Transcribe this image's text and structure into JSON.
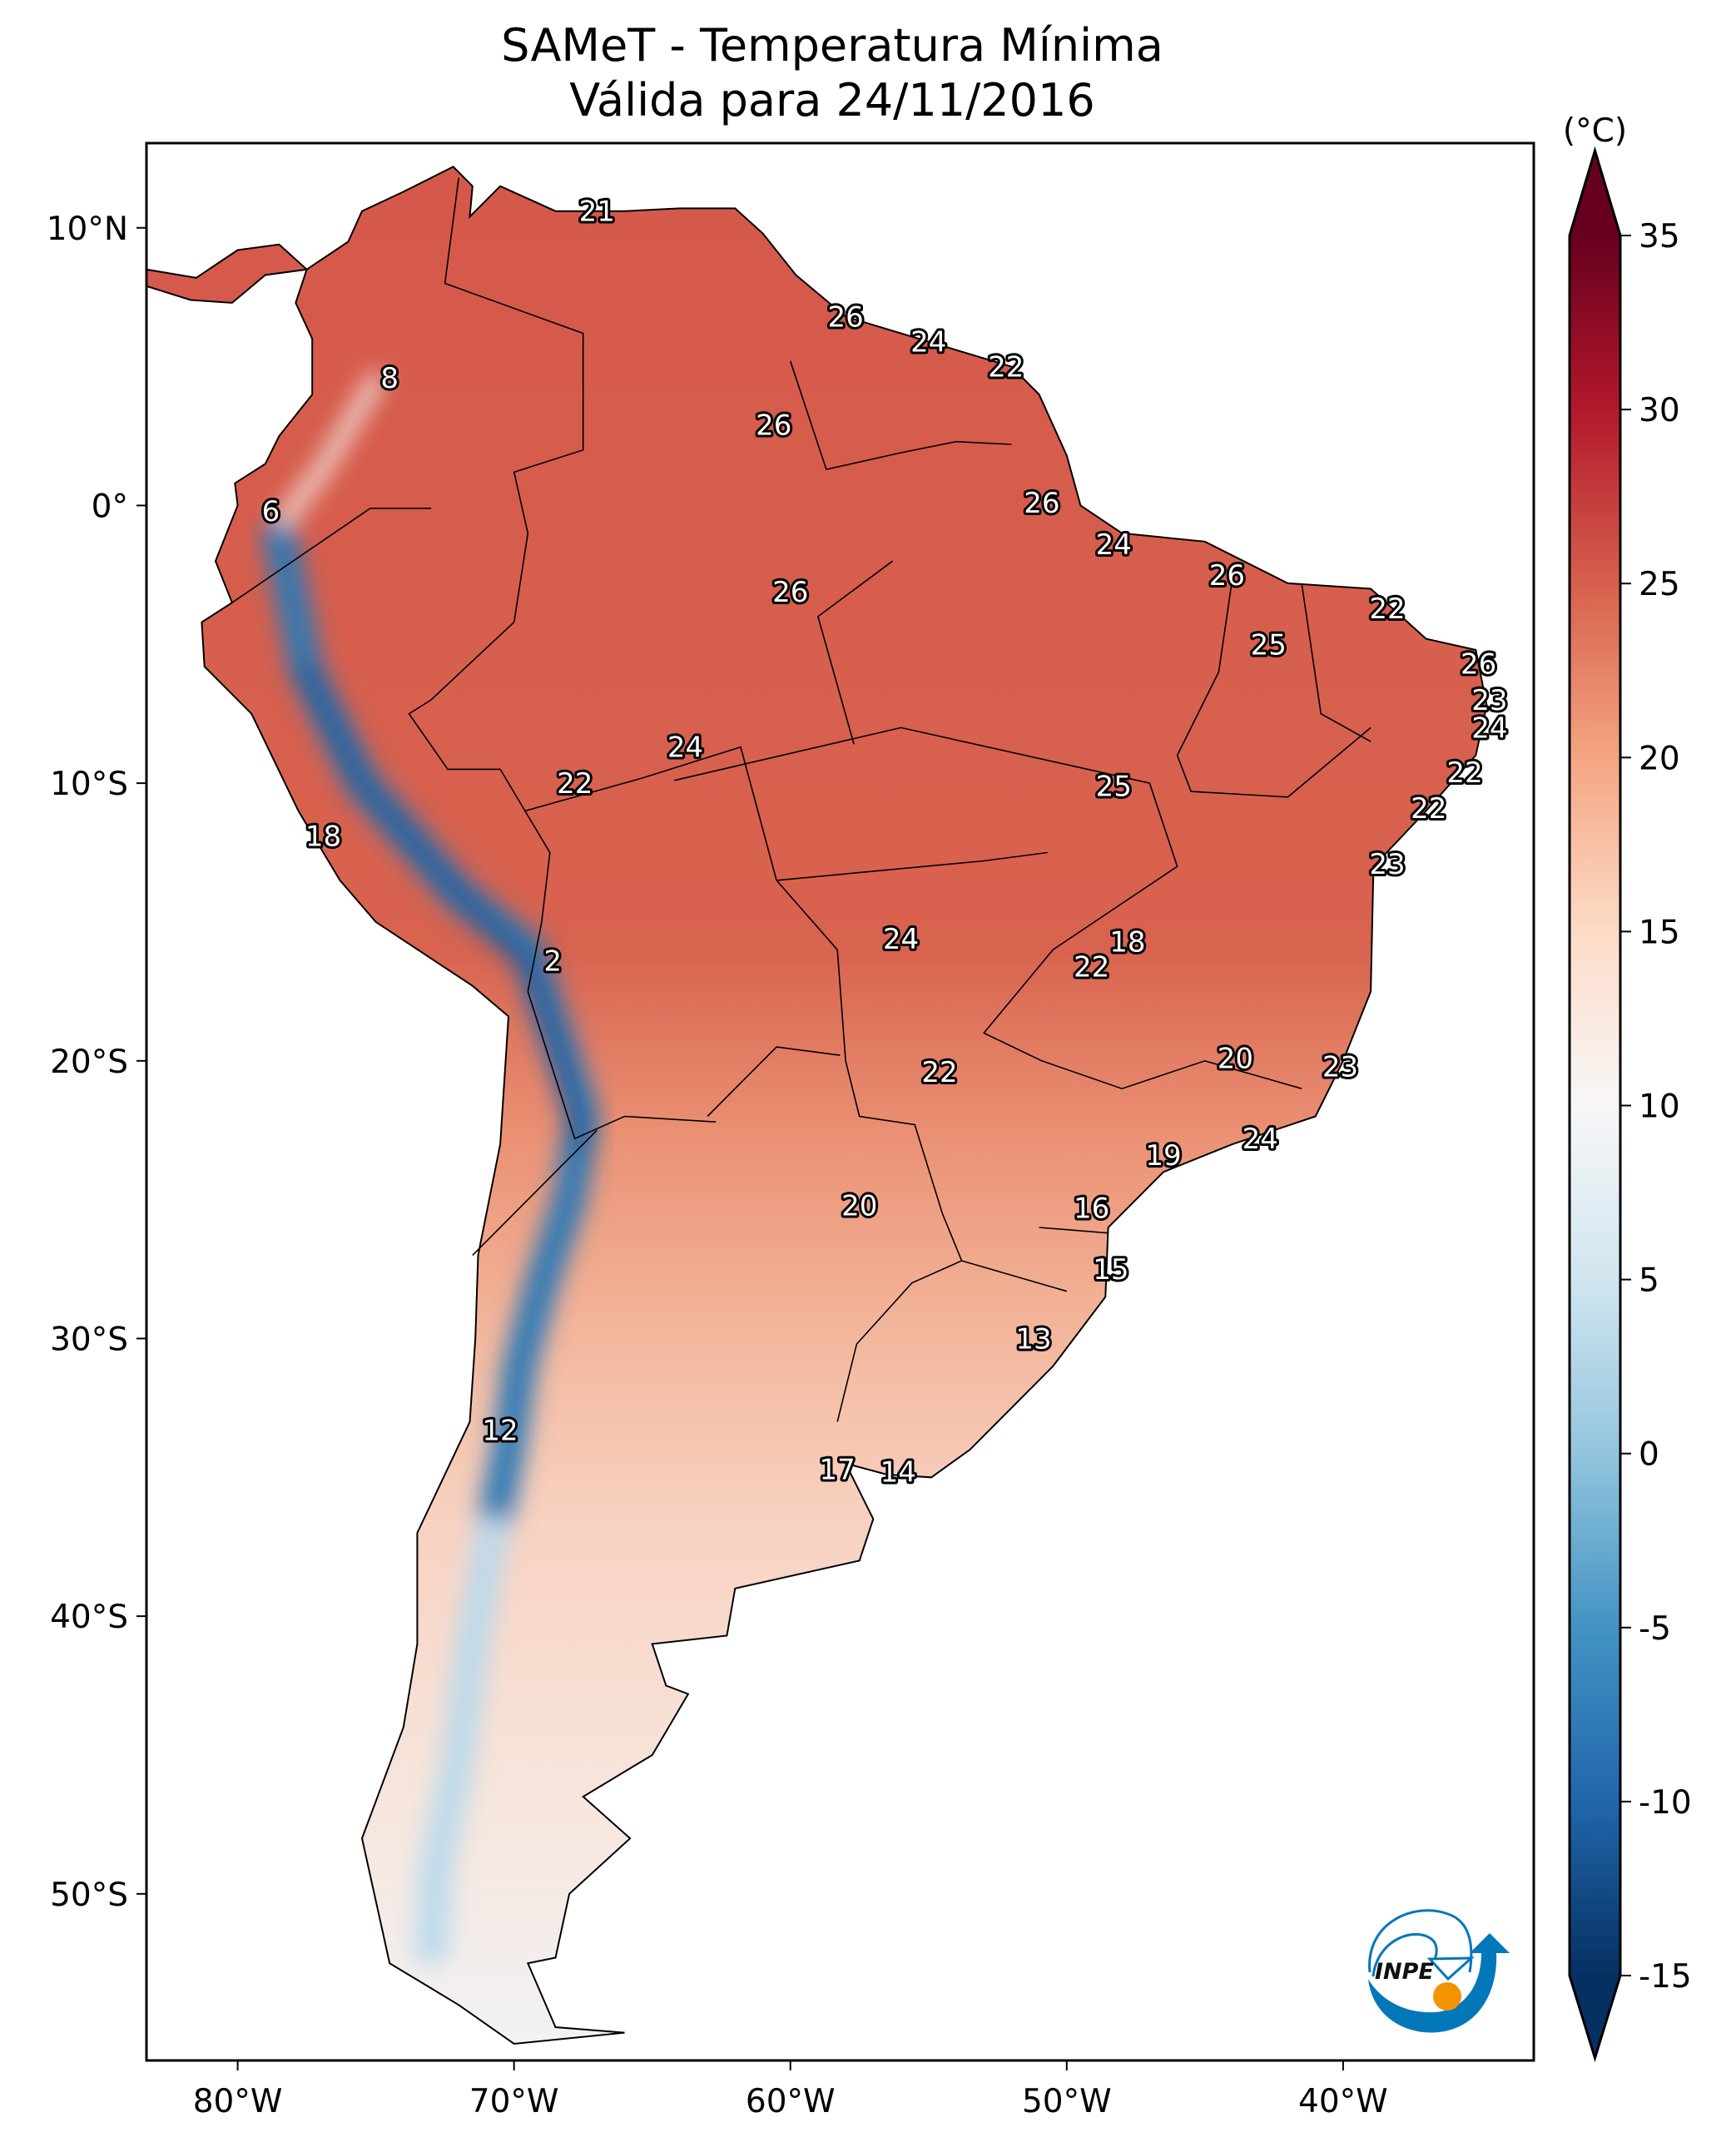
{
  "title": {
    "line1": "SAMeT - Temperatura Mínima",
    "line2": "Válida para 24/11/2016"
  },
  "chart_data": {
    "type": "heatmap",
    "title": "SAMeT - Temperatura Mínima Válida para 24/11/2016",
    "extent": {
      "lon": [
        -83.3,
        -33.1
      ],
      "lat": [
        -56.0,
        13.05
      ]
    },
    "x_ticks": [
      {
        "value": -80,
        "label": "80°W"
      },
      {
        "value": -70,
        "label": "70°W"
      },
      {
        "value": -60,
        "label": "60°W"
      },
      {
        "value": -50,
        "label": "50°W"
      },
      {
        "value": -40,
        "label": "40°W"
      }
    ],
    "y_ticks": [
      {
        "value": 10,
        "label": "10°N"
      },
      {
        "value": 0,
        "label": "0°"
      },
      {
        "value": -10,
        "label": "10°S"
      },
      {
        "value": -20,
        "label": "20°S"
      },
      {
        "value": -30,
        "label": "30°S"
      },
      {
        "value": -40,
        "label": "40°S"
      },
      {
        "value": -50,
        "label": "50°S"
      }
    ],
    "colorbar": {
      "unit_label": "(°C)",
      "range": [
        -15,
        35
      ],
      "extend": "both",
      "ticks": [
        35,
        30,
        25,
        20,
        15,
        10,
        5,
        0,
        -5,
        -10,
        -15
      ],
      "tick_labels": [
        "35",
        "30",
        "25",
        "20",
        "15",
        "10",
        "5",
        "0",
        "-5",
        "-10",
        "-15"
      ],
      "colormap": [
        {
          "v": -15,
          "c": "#053061"
        },
        {
          "v": -10,
          "c": "#2166ac"
        },
        {
          "v": -5,
          "c": "#4393c3"
        },
        {
          "v": 0,
          "c": "#92c5de"
        },
        {
          "v": 5,
          "c": "#d1e5f0"
        },
        {
          "v": 10,
          "c": "#f7f7f7"
        },
        {
          "v": 15,
          "c": "#fddbc7"
        },
        {
          "v": 20,
          "c": "#f4a582"
        },
        {
          "v": 25,
          "c": "#d6604d"
        },
        {
          "v": 30,
          "c": "#b2182b"
        },
        {
          "v": 35,
          "c": "#67001f"
        }
      ]
    },
    "station_labels": [
      {
        "label": "21",
        "lon": -67.0,
        "lat": 10.6
      },
      {
        "label": "26",
        "lon": -58.0,
        "lat": 6.8
      },
      {
        "label": "24",
        "lon": -55.0,
        "lat": 5.9
      },
      {
        "label": "22",
        "lon": -52.2,
        "lat": 5.0
      },
      {
        "label": "8",
        "lon": -74.5,
        "lat": 4.6
      },
      {
        "label": "26",
        "lon": -60.6,
        "lat": 2.9
      },
      {
        "label": "6",
        "lon": -78.8,
        "lat": -0.2
      },
      {
        "label": "26",
        "lon": -50.9,
        "lat": 0.1
      },
      {
        "label": "24",
        "lon": -48.3,
        "lat": -1.4
      },
      {
        "label": "26",
        "lon": -44.2,
        "lat": -2.5
      },
      {
        "label": "26",
        "lon": -60.0,
        "lat": -3.1
      },
      {
        "label": "22",
        "lon": -38.4,
        "lat": -3.7
      },
      {
        "label": "25",
        "lon": -42.7,
        "lat": -5.0
      },
      {
        "label": "26",
        "lon": -35.1,
        "lat": -5.7
      },
      {
        "label": "23",
        "lon": -34.7,
        "lat": -7.0
      },
      {
        "label": "24",
        "lon": -34.7,
        "lat": -8.0
      },
      {
        "label": "24",
        "lon": -63.8,
        "lat": -8.7
      },
      {
        "label": "22",
        "lon": -35.6,
        "lat": -9.6
      },
      {
        "label": "22",
        "lon": -67.8,
        "lat": -10.0
      },
      {
        "label": "25",
        "lon": -48.3,
        "lat": -10.1
      },
      {
        "label": "22",
        "lon": -36.9,
        "lat": -10.9
      },
      {
        "label": "18",
        "lon": -76.9,
        "lat": -11.9
      },
      {
        "label": "23",
        "lon": -38.4,
        "lat": -12.9
      },
      {
        "label": "24",
        "lon": -56.0,
        "lat": -15.6
      },
      {
        "label": "18",
        "lon": -47.8,
        "lat": -15.7
      },
      {
        "label": "2",
        "lon": -68.6,
        "lat": -16.4
      },
      {
        "label": "22",
        "lon": -49.1,
        "lat": -16.6
      },
      {
        "label": "20",
        "lon": -43.9,
        "lat": -19.9
      },
      {
        "label": "23",
        "lon": -40.1,
        "lat": -20.2
      },
      {
        "label": "22",
        "lon": -54.6,
        "lat": -20.4
      },
      {
        "label": "24",
        "lon": -43.0,
        "lat": -22.8
      },
      {
        "label": "19",
        "lon": -46.5,
        "lat": -23.4
      },
      {
        "label": "20",
        "lon": -57.5,
        "lat": -25.2
      },
      {
        "label": "16",
        "lon": -49.1,
        "lat": -25.3
      },
      {
        "label": "15",
        "lon": -48.4,
        "lat": -27.5
      },
      {
        "label": "13",
        "lon": -51.2,
        "lat": -30.0
      },
      {
        "label": "12",
        "lon": -70.5,
        "lat": -33.3
      },
      {
        "label": "17",
        "lon": -58.3,
        "lat": -34.7
      },
      {
        "label": "14",
        "lon": -56.1,
        "lat": -34.8
      }
    ]
  },
  "logo": {
    "text": "INPE",
    "colors": {
      "blue": "#0277b9",
      "orange": "#f29400"
    }
  }
}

-*-

Pick out every line with the string "text" and copy it.

Transcribe this image's text and structure into JSON.
    "text": "INPE",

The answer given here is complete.